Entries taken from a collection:
----------

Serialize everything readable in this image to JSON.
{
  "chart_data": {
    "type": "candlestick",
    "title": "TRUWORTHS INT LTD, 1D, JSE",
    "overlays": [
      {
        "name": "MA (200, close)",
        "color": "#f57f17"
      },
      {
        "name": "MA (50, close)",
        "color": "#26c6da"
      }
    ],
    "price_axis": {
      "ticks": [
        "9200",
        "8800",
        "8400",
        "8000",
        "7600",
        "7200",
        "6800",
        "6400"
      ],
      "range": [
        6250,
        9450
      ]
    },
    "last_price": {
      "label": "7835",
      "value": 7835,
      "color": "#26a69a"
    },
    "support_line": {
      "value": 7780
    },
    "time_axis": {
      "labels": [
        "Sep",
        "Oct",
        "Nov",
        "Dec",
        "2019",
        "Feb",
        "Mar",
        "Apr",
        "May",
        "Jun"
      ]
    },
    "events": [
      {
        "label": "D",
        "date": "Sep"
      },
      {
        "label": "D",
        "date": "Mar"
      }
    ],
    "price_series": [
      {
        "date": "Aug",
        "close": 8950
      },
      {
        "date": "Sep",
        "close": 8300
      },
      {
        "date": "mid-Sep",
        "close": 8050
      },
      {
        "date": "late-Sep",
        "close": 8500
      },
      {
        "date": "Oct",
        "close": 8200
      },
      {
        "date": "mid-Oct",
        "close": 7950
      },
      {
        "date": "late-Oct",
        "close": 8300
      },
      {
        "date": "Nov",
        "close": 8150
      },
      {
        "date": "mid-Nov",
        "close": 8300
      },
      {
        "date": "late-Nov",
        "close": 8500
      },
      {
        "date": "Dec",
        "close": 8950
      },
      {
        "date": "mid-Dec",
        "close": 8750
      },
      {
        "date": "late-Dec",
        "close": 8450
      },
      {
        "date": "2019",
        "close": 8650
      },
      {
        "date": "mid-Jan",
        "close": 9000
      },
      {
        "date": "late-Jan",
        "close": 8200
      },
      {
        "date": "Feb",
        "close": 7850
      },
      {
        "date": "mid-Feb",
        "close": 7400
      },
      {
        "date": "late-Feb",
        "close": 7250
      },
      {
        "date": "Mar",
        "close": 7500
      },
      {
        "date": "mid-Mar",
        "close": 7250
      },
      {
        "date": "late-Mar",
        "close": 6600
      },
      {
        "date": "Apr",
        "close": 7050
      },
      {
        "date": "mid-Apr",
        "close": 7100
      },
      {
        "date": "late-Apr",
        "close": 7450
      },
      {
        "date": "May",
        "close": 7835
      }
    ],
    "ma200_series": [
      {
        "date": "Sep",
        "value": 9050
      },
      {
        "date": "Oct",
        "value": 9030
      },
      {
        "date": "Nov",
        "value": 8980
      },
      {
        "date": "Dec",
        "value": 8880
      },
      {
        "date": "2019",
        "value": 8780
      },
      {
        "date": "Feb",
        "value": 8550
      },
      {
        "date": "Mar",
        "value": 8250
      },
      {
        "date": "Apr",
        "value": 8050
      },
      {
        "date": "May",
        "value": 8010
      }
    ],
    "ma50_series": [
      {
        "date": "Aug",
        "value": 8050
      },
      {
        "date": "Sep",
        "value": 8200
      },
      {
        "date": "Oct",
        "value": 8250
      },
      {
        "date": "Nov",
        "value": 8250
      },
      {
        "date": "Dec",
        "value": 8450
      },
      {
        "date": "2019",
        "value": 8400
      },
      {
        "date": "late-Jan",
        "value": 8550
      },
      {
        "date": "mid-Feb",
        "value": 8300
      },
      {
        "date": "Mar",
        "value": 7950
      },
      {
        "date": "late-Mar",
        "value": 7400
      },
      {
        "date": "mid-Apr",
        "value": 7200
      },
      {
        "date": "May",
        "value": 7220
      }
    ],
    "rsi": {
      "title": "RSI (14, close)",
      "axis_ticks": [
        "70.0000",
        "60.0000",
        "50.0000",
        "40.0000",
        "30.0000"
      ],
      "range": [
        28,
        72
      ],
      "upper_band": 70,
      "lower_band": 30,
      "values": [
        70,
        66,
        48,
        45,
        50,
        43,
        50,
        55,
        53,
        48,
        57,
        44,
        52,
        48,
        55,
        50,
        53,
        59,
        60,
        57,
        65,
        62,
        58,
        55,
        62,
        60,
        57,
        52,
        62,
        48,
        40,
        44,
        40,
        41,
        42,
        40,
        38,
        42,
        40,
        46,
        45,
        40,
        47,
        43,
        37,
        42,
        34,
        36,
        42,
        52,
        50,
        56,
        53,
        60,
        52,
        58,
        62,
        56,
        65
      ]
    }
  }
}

----------

• _EXERCISE DIRECTIONS_
Extract the full listing and reproduce each line exactly.

• _TASK RESULT_
Serialize everything readable in this image to JSON.
{
  "chart_data": {
    "type": "candlestick",
    "title": "TRUWORTHS INT LTD, 1D, JSE",
    "overlays": [
      {
        "name": "MA (200, close)",
        "color": "#f57f17"
      },
      {
        "name": "MA (50, close)",
        "color": "#26c6da"
      }
    ],
    "price_axis": {
      "ticks": [
        "9200",
        "8800",
        "8400",
        "8000",
        "7600",
        "7200",
        "6800",
        "6400"
      ],
      "range": [
        6250,
        9450
      ]
    },
    "last_price": {
      "label": "7835",
      "value": 7835,
      "color": "#26a69a"
    },
    "support_line": {
      "value": 7780
    },
    "time_axis": {
      "labels": [
        "Sep",
        "Oct",
        "Nov",
        "Dec",
        "2019",
        "Feb",
        "Mar",
        "Apr",
        "May",
        "Jun"
      ]
    },
    "events": [
      {
        "label": "D",
        "date": "Sep"
      },
      {
        "label": "D",
        "date": "Mar"
      }
    ],
    "price_series": [
      {
        "date": "Aug",
        "close": 8950
      },
      {
        "date": "Sep",
        "close": 8300
      },
      {
        "date": "mid-Sep",
        "close": 8050
      },
      {
        "date": "late-Sep",
        "close": 8500
      },
      {
        "date": "Oct",
        "close": 8200
      },
      {
        "date": "mid-Oct",
        "close": 7950
      },
      {
        "date": "late-Oct",
        "close": 8300
      },
      {
        "date": "Nov",
        "close": 8150
      },
      {
        "date": "mid-Nov",
        "close": 8300
      },
      {
        "date": "late-Nov",
        "close": 8500
      },
      {
        "date": "Dec",
        "close": 8950
      },
      {
        "date": "mid-Dec",
        "close": 8750
      },
      {
        "date": "late-Dec",
        "close": 8450
      },
      {
        "date": "2019",
        "close": 8650
      },
      {
        "date": "mid-Jan",
        "close": 9000
      },
      {
        "date": "late-Jan",
        "close": 8200
      },
      {
        "date": "Feb",
        "close": 7850
      },
      {
        "date": "mid-Feb",
        "close": 7400
      },
      {
        "date": "late-Feb",
        "close": 7250
      },
      {
        "date": "Mar",
        "close": 7500
      },
      {
        "date": "mid-Mar",
        "close": 7250
      },
      {
        "date": "late-Mar",
        "close": 6600
      },
      {
        "date": "Apr",
        "close": 7050
      },
      {
        "date": "mid-Apr",
        "close": 7100
      },
      {
        "date": "late-Apr",
        "close": 7450
      },
      {
        "date": "May",
        "close": 7835
      }
    ],
    "ma200_series": [
      {
        "date": "Sep",
        "value": 9050
      },
      {
        "date": "Oct",
        "value": 9030
      },
      {
        "date": "Nov",
        "value": 8980
      },
      {
        "date": "Dec",
        "value": 8880
      },
      {
        "date": "2019",
        "value": 8780
      },
      {
        "date": "Feb",
        "value": 8550
      },
      {
        "date": "Mar",
        "value": 8250
      },
      {
        "date": "Apr",
        "value": 8050
      },
      {
        "date": "May",
        "value": 8010
      }
    ],
    "ma50_series": [
      {
        "date": "Aug",
        "value": 8050
      },
      {
        "date": "Sep",
        "value": 8200
      },
      {
        "date": "Oct",
        "value": 8250
      },
      {
        "date": "Nov",
        "value": 8250
      },
      {
        "date": "Dec",
        "value": 8450
      },
      {
        "date": "2019",
        "value": 8400
      },
      {
        "date": "late-Jan",
        "value": 8550
      },
      {
        "date": "mid-Feb",
        "value": 8300
      },
      {
        "date": "Mar",
        "value": 7950
      },
      {
        "date": "late-Mar",
        "value": 7400
      },
      {
        "date": "mid-Apr",
        "value": 7200
      },
      {
        "date": "May",
        "value": 7220
      }
    ],
    "rsi": {
      "title": "RSI (14, close)",
      "axis_ticks": [
        "70.0000",
        "60.0000",
        "50.0000",
        "40.0000",
        "30.0000"
      ],
      "range": [
        28,
        72
      ],
      "upper_band": 70,
      "lower_band": 30,
      "values": [
        70,
        66,
        48,
        45,
        50,
        43,
        50,
        55,
        53,
        48,
        57,
        44,
        52,
        48,
        55,
        50,
        53,
        59,
        60,
        57,
        65,
        62,
        58,
        55,
        62,
        60,
        57,
        52,
        62,
        48,
        40,
        44,
        40,
        41,
        42,
        40,
        38,
        42,
        40,
        46,
        45,
        40,
        47,
        43,
        37,
        42,
        34,
        36,
        42,
        52,
        50,
        56,
        53,
        60,
        52,
        58,
        62,
        56,
        65
      ]
    }
  }
}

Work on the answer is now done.